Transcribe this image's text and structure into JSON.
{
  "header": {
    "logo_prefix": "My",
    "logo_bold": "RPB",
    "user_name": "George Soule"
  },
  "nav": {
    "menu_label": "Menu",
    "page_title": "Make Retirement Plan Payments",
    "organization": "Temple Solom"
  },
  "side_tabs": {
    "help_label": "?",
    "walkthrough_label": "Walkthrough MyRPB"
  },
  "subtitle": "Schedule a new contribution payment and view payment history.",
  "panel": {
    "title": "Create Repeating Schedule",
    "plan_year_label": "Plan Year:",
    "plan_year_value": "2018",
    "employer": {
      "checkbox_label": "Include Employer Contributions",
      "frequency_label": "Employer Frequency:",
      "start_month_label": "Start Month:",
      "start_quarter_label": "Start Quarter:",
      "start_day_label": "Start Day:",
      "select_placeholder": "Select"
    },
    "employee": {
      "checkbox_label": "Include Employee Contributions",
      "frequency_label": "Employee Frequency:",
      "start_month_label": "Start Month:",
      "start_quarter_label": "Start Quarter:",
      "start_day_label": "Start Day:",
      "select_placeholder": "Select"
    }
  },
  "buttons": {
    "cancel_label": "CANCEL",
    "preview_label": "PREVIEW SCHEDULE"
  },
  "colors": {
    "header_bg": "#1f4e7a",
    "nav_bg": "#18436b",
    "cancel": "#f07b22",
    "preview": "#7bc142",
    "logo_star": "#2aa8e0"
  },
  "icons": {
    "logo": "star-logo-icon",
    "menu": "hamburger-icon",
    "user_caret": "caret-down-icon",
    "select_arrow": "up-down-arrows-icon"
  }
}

**Short problem:**
Pull out every line of the records above that contains the word "Frequency".

**Answer below:**
      "frequency_label": "Employer Frequency:",
      "frequency_label": "Employee Frequency:",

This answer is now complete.